▶ Data listing
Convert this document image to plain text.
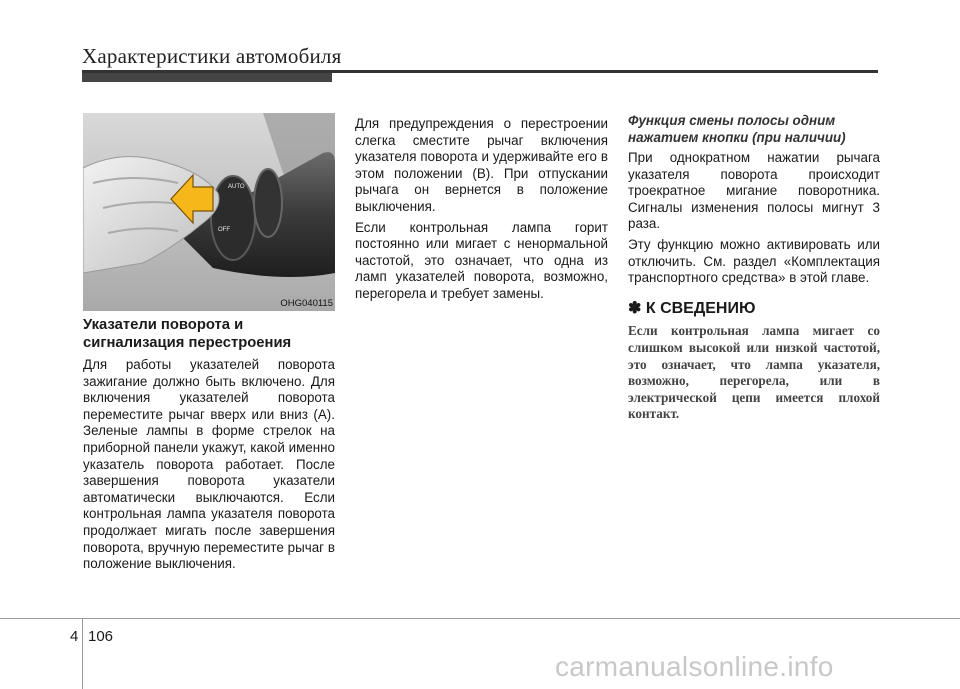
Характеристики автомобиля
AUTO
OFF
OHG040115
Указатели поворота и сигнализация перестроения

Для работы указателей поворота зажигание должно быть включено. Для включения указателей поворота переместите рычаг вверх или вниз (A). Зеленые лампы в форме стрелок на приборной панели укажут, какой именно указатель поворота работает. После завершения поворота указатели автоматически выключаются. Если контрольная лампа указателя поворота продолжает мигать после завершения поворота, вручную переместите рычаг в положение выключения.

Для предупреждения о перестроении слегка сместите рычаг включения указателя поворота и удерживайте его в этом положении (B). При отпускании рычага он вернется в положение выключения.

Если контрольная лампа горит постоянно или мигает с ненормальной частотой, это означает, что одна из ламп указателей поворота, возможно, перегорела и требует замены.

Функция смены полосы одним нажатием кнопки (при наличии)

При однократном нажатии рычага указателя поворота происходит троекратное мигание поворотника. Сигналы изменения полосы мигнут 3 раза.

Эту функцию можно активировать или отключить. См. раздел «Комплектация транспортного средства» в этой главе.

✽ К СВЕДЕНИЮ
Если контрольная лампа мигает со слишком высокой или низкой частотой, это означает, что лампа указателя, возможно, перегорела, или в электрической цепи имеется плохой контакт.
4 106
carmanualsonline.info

▶ What to work on
Which lines above hold the word "частотой"? Copy each of them.

▶ Output below
Если контрольная лампа горит постоянно или мигает с ненормальной частотой, это означает, что одна из ламп указателей поворота, возможно, перегорела и требует замены.
Если контрольная лампа мигает со слишком высокой или низкой частотой, это означает, что лампа указателя, возможно, перегорела, или в электрической цепи имеется плохой контакт.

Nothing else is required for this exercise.